_CHALLENGE A_: Write out the portion of the rear end thread starting with "## bluemist slate" and going on through "for a 3.23?".
_CHALLENGE B_: In one to three sentences, explain why the original poster in the rear end thread is having difficulty converting the 3.23 rear end to limited slip.
_CHALLENGE C_: Carry on the rear end thread from where it stops.

# rear end question



## bluemist slate (Aug 30, 2021)

I have a 65 GTO with the standard 3.23 peg leg rear end. I want to convert it to limited slip but all I can find carrier wise is 3.36 and up gears. I would like to keep it a 3.23 but can't find a carrier. Then tonight read that my housing might not be able to take a gear ratio above a 3.31. Does anyone know if this is true or know if anyone makes a posi unit for a 3.23? 
Thanks


----------



## Roger that (Feb 6, 2010)

Safe-t-track had different carriers based on the gears ratios. There were 3 different versions:

2.56 to 2.73
2.93 to 3.23
3.36 to 4.33

Then there are 3 or more different carrier styles:

1964 to 1965 6 bolts holding case halves
1966 to 1969 8 bolts holding case halves

Most new limited slips for sale is probably going to be in the 3.36 to 4.33 range.

You might be able to find a carrier that already has safe-t-track in your gear range at Frank’s Pontiac parts or similar places.

_GIVEN ENTRIES_:

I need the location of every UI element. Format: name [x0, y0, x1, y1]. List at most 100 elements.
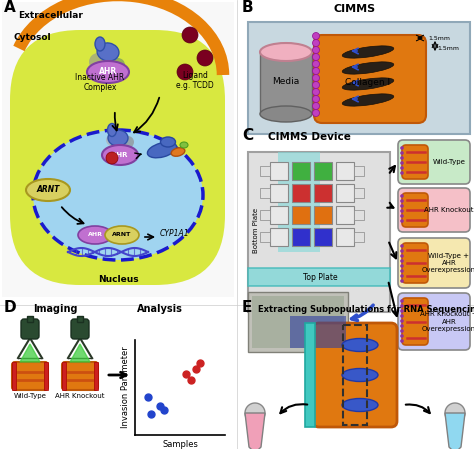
Point: [182, 371, 189, 378]
Circle shape: [312, 61, 319, 67]
FancyBboxPatch shape: [398, 140, 470, 184]
FancyBboxPatch shape: [402, 145, 428, 179]
Ellipse shape: [33, 130, 203, 260]
Polygon shape: [20, 344, 40, 362]
Circle shape: [400, 151, 404, 155]
Bar: [305, 323, 315, 427]
Bar: [278, 152, 320, 252]
Circle shape: [89, 53, 107, 71]
Circle shape: [312, 88, 319, 96]
Bar: [354, 188, 364, 198]
Circle shape: [122, 136, 134, 148]
FancyBboxPatch shape: [402, 193, 428, 227]
Point: [160, 406, 168, 414]
Circle shape: [312, 40, 319, 47]
FancyBboxPatch shape: [398, 293, 470, 350]
Ellipse shape: [108, 123, 117, 136]
Bar: [292, 206, 310, 224]
Circle shape: [400, 264, 404, 268]
Text: AHR Knockout: AHR Knockout: [55, 393, 105, 399]
Circle shape: [400, 194, 404, 198]
Bar: [252, 296, 344, 348]
Point: [147, 410, 155, 418]
Circle shape: [400, 204, 404, 208]
Bar: [270, 206, 288, 224]
Circle shape: [400, 309, 404, 313]
X-axis label: Samples: Samples: [162, 440, 198, 449]
Circle shape: [400, 334, 404, 338]
Polygon shape: [70, 344, 90, 362]
Circle shape: [245, 403, 265, 423]
Circle shape: [400, 329, 404, 333]
Circle shape: [400, 199, 404, 203]
Circle shape: [111, 141, 125, 155]
Text: Collagen I: Collagen I: [346, 78, 391, 87]
Ellipse shape: [171, 148, 185, 156]
FancyBboxPatch shape: [12, 362, 48, 390]
Bar: [292, 184, 310, 202]
Ellipse shape: [161, 137, 175, 147]
Circle shape: [400, 171, 404, 175]
Ellipse shape: [87, 61, 129, 83]
Circle shape: [102, 47, 118, 63]
Point: [144, 393, 152, 401]
FancyBboxPatch shape: [71, 319, 89, 339]
Text: B: B: [242, 0, 254, 15]
Ellipse shape: [180, 142, 188, 148]
Bar: [248, 268, 390, 286]
Ellipse shape: [342, 369, 378, 382]
Bar: [2, 2, 234, 297]
Bar: [44, 362, 48, 390]
Text: AHR: AHR: [99, 67, 117, 76]
Bar: [248, 22, 470, 134]
Bar: [260, 232, 270, 242]
Text: ARNT: ARNT: [36, 185, 60, 194]
FancyBboxPatch shape: [314, 35, 426, 123]
Circle shape: [400, 314, 404, 318]
Circle shape: [197, 50, 213, 66]
Text: CIMMS: CIMMS: [334, 4, 376, 14]
Text: CYP1A1: CYP1A1: [160, 229, 190, 238]
Text: Nucleus: Nucleus: [98, 275, 138, 284]
Text: Extracellular: Extracellular: [18, 11, 83, 20]
Circle shape: [93, 65, 107, 79]
Polygon shape: [445, 413, 465, 449]
Ellipse shape: [105, 226, 139, 244]
Bar: [12, 362, 16, 390]
Circle shape: [400, 219, 404, 223]
Circle shape: [106, 152, 118, 164]
FancyBboxPatch shape: [62, 362, 98, 390]
Circle shape: [177, 64, 193, 80]
Bar: [314, 162, 332, 180]
Text: Bottom Plate: Bottom Plate: [253, 207, 259, 252]
Text: Inactive AHR
Complex: Inactive AHR Complex: [75, 73, 125, 92]
Circle shape: [111, 58, 125, 72]
Bar: [314, 184, 332, 202]
Bar: [260, 52, 312, 114]
Circle shape: [400, 156, 404, 160]
Circle shape: [400, 304, 404, 308]
Ellipse shape: [78, 226, 112, 244]
Ellipse shape: [342, 399, 378, 411]
Bar: [314, 228, 332, 246]
Text: AHR Knockout +
AHR
Overexpression: AHR Knockout + AHR Overexpression: [420, 312, 474, 331]
Bar: [336, 184, 354, 202]
Ellipse shape: [108, 130, 128, 146]
Bar: [77, 316, 83, 322]
Text: E: E: [242, 300, 252, 315]
Circle shape: [400, 166, 404, 170]
Text: Ligand
e.g. TCDD: Ligand e.g. TCDD: [176, 70, 214, 90]
Circle shape: [400, 279, 404, 283]
Text: A: A: [4, 0, 16, 15]
Bar: [336, 206, 354, 224]
Bar: [27, 316, 33, 322]
Text: D: D: [4, 300, 17, 315]
Bar: [270, 184, 288, 202]
Ellipse shape: [342, 46, 394, 58]
Circle shape: [400, 319, 404, 323]
Ellipse shape: [97, 43, 119, 61]
Text: Wild-Type +
AHR
Overexpression: Wild-Type + AHR Overexpression: [422, 253, 474, 273]
Text: AHR Knockout: AHR Knockout: [424, 207, 474, 213]
Text: Extracting Subpopulations for RNA Sequencing: Extracting Subpopulations for RNA Sequen…: [258, 305, 474, 314]
Bar: [270, 162, 288, 180]
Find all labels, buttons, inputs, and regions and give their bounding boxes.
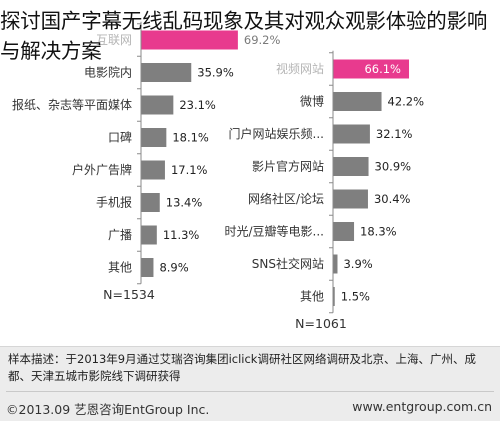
- left-bar: [141, 128, 167, 147]
- right-bar: [333, 254, 338, 274]
- left-category-label: 广播: [108, 228, 132, 242]
- left-value-label: 23.1%: [179, 98, 216, 112]
- right-category-label: 视频网站: [276, 61, 324, 76]
- right-category-label: 其他: [300, 290, 324, 304]
- right-bar: [333, 59, 410, 79]
- right-chart-panel: 视频网站 66.1% 微博 42.2% 门户网站娱乐频... 32.1% 影片官方网站 30.…: [225, 50, 425, 331]
- right-value-label: 18.3%: [360, 225, 397, 239]
- website-url: www.entgroup.com.cn: [352, 399, 492, 414]
- left-category-label: 户外广告牌: [72, 162, 132, 177]
- left-bar: [141, 193, 160, 212]
- right-category-label: 门户网站娱乐频...: [229, 126, 324, 141]
- left-category-label: 电影院内: [84, 66, 132, 80]
- left-bar: [141, 95, 174, 115]
- right-category-label: 时光/豆瓣等电影...: [225, 225, 325, 239]
- right-bar: [333, 189, 368, 209]
- right-sample-size: N=1061: [295, 316, 347, 331]
- right-category-label: 影片官方网站: [252, 159, 324, 174]
- left-sample-size: N=1534: [103, 287, 155, 302]
- left-bar: [141, 160, 165, 180]
- left-bar: [141, 225, 157, 245]
- right-value-label: 32.1%: [376, 127, 413, 141]
- right-value-label: 30.4%: [374, 192, 411, 206]
- right-value-label: 3.9%: [343, 257, 372, 271]
- left-category-label: 其他: [108, 261, 132, 275]
- right-value-label: 30.9%: [375, 160, 412, 174]
- right-bar: [333, 157, 369, 176]
- left-value-label: 18.1%: [172, 131, 209, 145]
- left-category-label: 报纸、杂志等平面媒体: [12, 97, 132, 112]
- right-value-label: 66.1%: [364, 62, 401, 76]
- sample-footnote: 样本描述：于2013年9月通过艾瑞咨询集团iclick调研社区网络调研及北京、上…: [8, 352, 476, 383]
- right-category-label: 微博: [300, 94, 324, 109]
- left-bar: [141, 258, 154, 277]
- right-bar: [333, 124, 370, 144]
- left-bar: [141, 63, 192, 82]
- right-value-label: 1.5%: [341, 290, 370, 304]
- left-category-label: 互联网: [96, 33, 132, 47]
- left-bar: [141, 30, 238, 50]
- left-value-label: 35.9%: [197, 66, 234, 80]
- left-category-label: 手机报: [96, 195, 132, 210]
- left-value-label: 8.9%: [159, 261, 188, 275]
- right-bar: [333, 92, 382, 111]
- left-value-label: 11.3%: [163, 228, 200, 242]
- right-category-label: 网络社区/论坛: [248, 191, 324, 206]
- footer: 样本描述：于2013年9月通过艾瑞咨询集团iclick调研社区网络调研及北京、上…: [0, 346, 500, 421]
- right-bar: [333, 222, 355, 241]
- right-bar: [333, 287, 335, 306]
- left-category-label: 口碑: [108, 130, 132, 145]
- right-category-label: SNS社交网站: [252, 256, 324, 271]
- left-value-label: 17.1%: [171, 163, 208, 177]
- left-chart-panel: 互联网 69.2% 电影院内 35.9% 报纸、杂志等平面媒体 23.1% 口碑 18.1% 户…: [12, 21, 281, 302]
- right-value-label: 42.2%: [388, 95, 425, 109]
- left-value-label: 69.2%: [244, 33, 281, 47]
- copyright-text: ©2013.09 艺恩咨询EntGroup Inc.: [6, 402, 210, 417]
- footer-divider: [6, 391, 494, 392]
- left-value-label: 13.4%: [166, 196, 203, 210]
- chart-area: 互联网 69.2% 电影院内 35.9% 报纸、杂志等平面媒体 23.1% 口碑 18.1% 户…: [12, 21, 425, 331]
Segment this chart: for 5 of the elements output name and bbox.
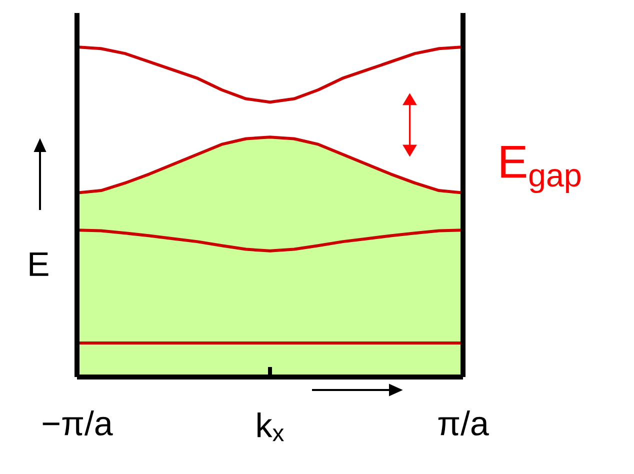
text: E$_{gap}$ (501, 146, 580, 194)
x-axis-title: k$_{x}$ (258, 412, 284, 442)
text: −π/a (42, 410, 113, 436)
y-axis-title: E (30, 252, 48, 276)
text: π/a (438, 410, 489, 436)
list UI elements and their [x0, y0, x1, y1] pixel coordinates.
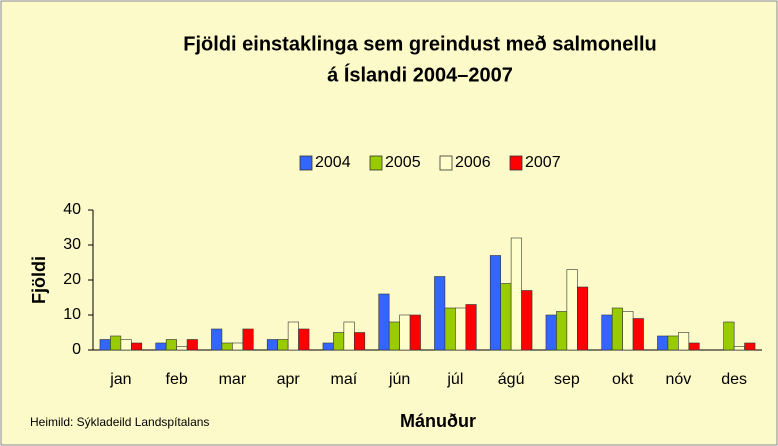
- bar: [465, 304, 477, 351]
- bar: [657, 335, 669, 351]
- bar: [322, 342, 334, 351]
- legend-label: 2004: [315, 154, 351, 171]
- x-tick-label: nóv: [665, 371, 691, 388]
- bar: [434, 276, 446, 351]
- bar: [455, 307, 467, 351]
- bar: [688, 342, 700, 351]
- bar: [577, 286, 589, 351]
- bar: [667, 335, 679, 351]
- bar: [521, 290, 533, 351]
- bar: [733, 346, 745, 351]
- bar: [566, 269, 578, 351]
- bar: [277, 339, 289, 351]
- x-tick-label: okt: [612, 371, 634, 388]
- bar: [298, 328, 310, 351]
- bar: [500, 283, 512, 351]
- chart-title: á Íslandi 2004–2007: [327, 63, 513, 86]
- y-tick-label: 0: [72, 341, 81, 358]
- y-axis-label: Fjöldi: [29, 256, 49, 304]
- bar: [333, 332, 345, 351]
- bar: [186, 339, 198, 351]
- bar: [120, 339, 132, 351]
- bar: [510, 237, 522, 351]
- bar: [399, 314, 411, 351]
- bar: [388, 321, 400, 351]
- legend-swatch: [439, 155, 453, 171]
- legend-label: 2006: [455, 154, 491, 171]
- bar: [378, 293, 390, 351]
- bar: [489, 255, 501, 351]
- bar: [99, 339, 111, 351]
- bar: [556, 311, 568, 351]
- bar: [678, 332, 690, 351]
- bar: [242, 328, 254, 351]
- legend-label: 2005: [385, 154, 421, 171]
- bar: [343, 321, 355, 351]
- x-tick-label: sep: [554, 371, 580, 388]
- x-tick-label: apr: [277, 371, 301, 388]
- x-tick-label: mar: [219, 371, 247, 388]
- bar: [287, 321, 299, 351]
- chart-title: Fjöldi einstaklinga sem greindust með sa…: [183, 33, 656, 55]
- x-tick-label: feb: [166, 371, 188, 388]
- x-tick-label: jún: [388, 371, 410, 388]
- legend-swatch: [299, 155, 313, 171]
- bar: [622, 311, 634, 351]
- x-tick-label: jan: [109, 371, 131, 388]
- bar: [221, 342, 233, 351]
- bar: [632, 318, 644, 351]
- bar: [266, 339, 278, 351]
- bar: [409, 314, 421, 351]
- x-axis-label: Mánuður: [400, 411, 476, 431]
- x-tick-label: ágú: [498, 371, 525, 388]
- bar: [176, 346, 188, 351]
- legend-label: 2007: [525, 154, 561, 171]
- bar: [723, 321, 735, 351]
- bar: [110, 335, 122, 351]
- source: Heimild: Sýkladeild Landspítalans: [30, 415, 209, 429]
- y-tick-label: 30: [63, 236, 81, 253]
- bar: [444, 307, 456, 351]
- bar: [744, 342, 756, 351]
- bar: [232, 342, 244, 351]
- legend-swatch: [509, 155, 523, 171]
- bar: [611, 307, 623, 351]
- legend-swatch: [369, 155, 383, 171]
- x-tick-label: des: [721, 371, 747, 388]
- bar: [155, 342, 167, 351]
- y-tick-label: 40: [63, 201, 81, 218]
- bar: [211, 328, 223, 351]
- x-tick-label: maí: [331, 371, 358, 388]
- bar: [545, 314, 557, 351]
- bar: [165, 339, 177, 351]
- y-tick-label: 10: [63, 306, 81, 323]
- x-tick-label: júl: [446, 371, 463, 388]
- bar: [131, 342, 143, 351]
- y-tick-label: 20: [63, 271, 81, 288]
- bar: [601, 314, 613, 351]
- bar: [354, 332, 366, 351]
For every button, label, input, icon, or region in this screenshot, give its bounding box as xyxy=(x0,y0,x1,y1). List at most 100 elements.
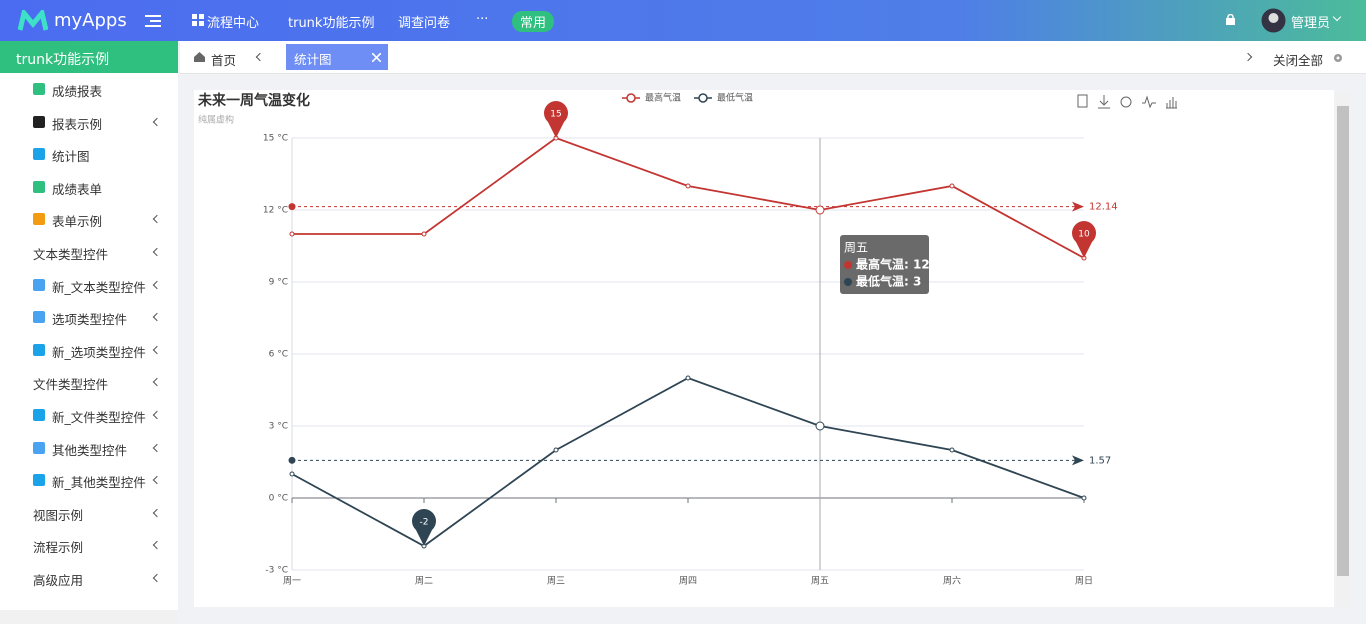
tool-save[interactable] xyxy=(1098,95,1110,109)
menu-item[interactable]: 选项类型控件 xyxy=(0,301,178,333)
legend-item[interactable]: 最高气温 xyxy=(622,92,681,104)
menu-item[interactable]: 统计图 xyxy=(0,138,178,170)
tab-home[interactable]: 首页 xyxy=(211,53,237,68)
menu-item[interactable]: 新_文件类型控件 xyxy=(0,399,178,431)
close-all[interactable]: 关闭全部 xyxy=(1273,53,1324,68)
menu-item[interactable]: 流程示例 xyxy=(0,529,178,561)
mean-line-arrow xyxy=(1072,455,1084,466)
data-point xyxy=(815,205,825,215)
tool-restore[interactable] xyxy=(1120,96,1132,108)
menu-label[interactable]: 新_文本类型控件 xyxy=(52,279,146,295)
h-scrollbar[interactable] xyxy=(0,610,178,624)
x-tick-label: 周二 xyxy=(415,576,433,587)
menu-label[interactable]: 报表示例 xyxy=(52,116,103,132)
menu-toggle[interactable] xyxy=(145,15,161,27)
mean-line-label: 1.57 xyxy=(1089,455,1111,466)
menu-item[interactable]: 视图示例 xyxy=(0,497,178,529)
v-scrollbar[interactable] xyxy=(1336,92,1350,607)
lock-icon[interactable] xyxy=(1226,14,1235,25)
menu-label[interactable]: 成绩报表 xyxy=(52,84,103,99)
menu-item[interactable]: 新_其他类型控件 xyxy=(0,464,178,496)
menu-item[interactable]: 成绩表单 xyxy=(0,171,178,203)
menu-item[interactable]: 高级应用 xyxy=(0,562,178,594)
sidebar-title: trunk功能示例 xyxy=(0,41,178,73)
top-bar: myApps 流程中心 trunk功能示例 调查问卷 ··· 常用 管理员 xyxy=(0,0,1366,41)
data-point xyxy=(421,231,427,237)
menu-label[interactable]: 流程示例 xyxy=(33,540,84,556)
menu-item[interactable]: 文件类型控件 xyxy=(0,366,178,398)
menu-icon xyxy=(33,148,45,161)
tab-active[interactable]: 统计图 xyxy=(286,44,388,70)
menu-icon xyxy=(33,474,45,487)
menu-item[interactable]: 新_选项类型控件 xyxy=(0,334,178,366)
tooltip xyxy=(840,235,929,294)
tooltip-item: 最高气温: 12 xyxy=(856,257,930,272)
data-point xyxy=(289,231,295,237)
menu-icon xyxy=(33,311,45,324)
menu-label[interactable]: 新_文件类型控件 xyxy=(52,410,146,425)
mark-point-label: 10 xyxy=(1078,230,1090,240)
menu-label[interactable]: 新_其他类型控件 xyxy=(52,475,146,491)
x-tick-label: 周五 xyxy=(811,576,829,587)
legend-item[interactable]: 最低气温 xyxy=(694,92,753,104)
nav-item[interactable]: trunk功能示例 xyxy=(288,16,375,31)
y-tick-label: 9 °C xyxy=(269,278,288,288)
tab-bar: 首页 统计图 关闭全部 xyxy=(180,41,1366,74)
menu-item[interactable]: 成绩报表 xyxy=(0,73,178,105)
menu-label[interactable]: 视图示例 xyxy=(33,507,84,523)
nav-item[interactable]: 流程中心 xyxy=(207,16,260,31)
data-point xyxy=(949,183,955,189)
nav-item[interactable]: ··· xyxy=(476,12,489,27)
menu-icon xyxy=(33,180,45,193)
tool-dataview[interactable] xyxy=(1077,94,1088,108)
data-point xyxy=(685,375,691,381)
mark-point xyxy=(1072,221,1096,258)
x-tick-label: 周六 xyxy=(943,575,961,587)
menu-icon xyxy=(33,409,45,421)
nav-item[interactable]: 调查问卷 xyxy=(398,16,451,31)
data-point xyxy=(949,447,955,453)
tooltip-dot xyxy=(844,261,852,269)
nav-badge[interactable]: 常用 xyxy=(512,11,555,32)
menu-item[interactable]: 新_文本类型控件 xyxy=(0,269,178,301)
menu-icon xyxy=(33,441,45,454)
x-tick-label: 周日 xyxy=(1075,576,1093,587)
menu-label[interactable]: 表单示例 xyxy=(52,214,103,230)
mark-point-label: -2 xyxy=(420,518,429,528)
y-tick-label: 0 °C xyxy=(269,494,288,504)
y-tick-label: 12 °C xyxy=(263,206,288,216)
toolbox xyxy=(1077,94,1177,109)
menu-icon xyxy=(33,213,45,226)
menu-icon xyxy=(33,343,45,356)
menu-label[interactable]: 选项类型控件 xyxy=(52,312,128,328)
logo-text[interactable]: myApps xyxy=(54,10,127,31)
menu-label[interactable]: 统计图 xyxy=(52,149,90,165)
menu-item[interactable]: 文本类型控件 xyxy=(0,236,178,268)
menu-label[interactable]: 文件类型控件 xyxy=(33,377,109,393)
tab-active-label[interactable]: 统计图 xyxy=(294,52,332,67)
menu-item[interactable]: 报表示例 xyxy=(0,106,178,138)
data-point xyxy=(553,447,559,453)
menu-label[interactable]: 成绩表单 xyxy=(52,181,103,197)
tool-bar[interactable] xyxy=(1166,97,1177,109)
data-point xyxy=(289,471,295,477)
data-point xyxy=(1081,495,1087,501)
tab-close[interactable] xyxy=(372,53,381,62)
tool-line[interactable] xyxy=(1142,95,1156,109)
avatar[interactable] xyxy=(1261,8,1286,33)
menu-label[interactable]: 新_选项类型控件 xyxy=(52,344,146,360)
settings-icon[interactable] xyxy=(1333,53,1343,63)
menu-label[interactable]: 文本类型控件 xyxy=(33,247,109,262)
legend-marker xyxy=(698,93,708,103)
menu-icon xyxy=(33,83,45,95)
menu-label[interactable]: 其他类型控件 xyxy=(52,442,128,458)
chart-subtitle: 纯属虚构 xyxy=(198,114,234,126)
user-name[interactable]: 管理员 xyxy=(1291,16,1331,31)
menu-label[interactable]: 高级应用 xyxy=(33,573,84,588)
menu-item[interactable]: 其他类型控件 xyxy=(0,432,178,464)
y-tick-label: -3 °C xyxy=(265,566,288,576)
menu-item[interactable]: 表单示例 xyxy=(0,203,178,235)
sidebar: trunk功能示例 成绩报表报表示例统计图成绩表单表单示例文本类型控件新_文本类… xyxy=(0,41,178,624)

_OUTPUT A_:
## bluemist slate (Aug 30, 2021)

I have a 65 GTO with the standard 3.23 peg leg rear end. I want to convert it to limited slip but all I can find carrier wise is 3.36 and up gears. I would like to keep it a 3.23 but can't find a carrier. Then tonight read that my housing might not be able to take a gear ratio above a 3.31. Does anyone know if this is true or know if anyone makes a posi unit for a 3.23?

_OUTPUT B_: The poster wants to keep the 3.23 ratio, but every limited-slip carrier the poster can find is for 3.36 and higher gears. The poster has also read that the housing might not accept a gear ratio above 3.31.

_OUTPUT C_:
----------



## armyadarkness (Dec 7, 2020)

I'm no expert on part numbers or applications, but I'd be very surprised if your housing wouldnt accept a larger ratio. I've swapped many carriers and gears, and in your case, I'd throw in an Auburn with 336. It's not worth mentioning the difference between it and 323


----------



## 67lemans (Oct 30, 2009)

Not sure if it is the same, but I had a 67 open with the 3.23 gear, and I got an Auburn Posi unit from Jegs.


----------



## bluemist slate (Aug 30, 2021)

67lemans,
So, you were able to keep the 3.23?


----------



## SLSTEVE (Dec 8, 2020)

bluemist slate said:


> I have a 65 GTO with the standard 3.23 peg leg rear end. I want to convert it to limited slip but all I can find carrier wise is 3.36 and up gears. I would like to keep it a 3.23 but can't find a carrier. Then tonight read that my housing might not be able to take a gear ratio above a 3.31. Does anyone know if this is true or know if anyone makes a posi unit for a 3.23?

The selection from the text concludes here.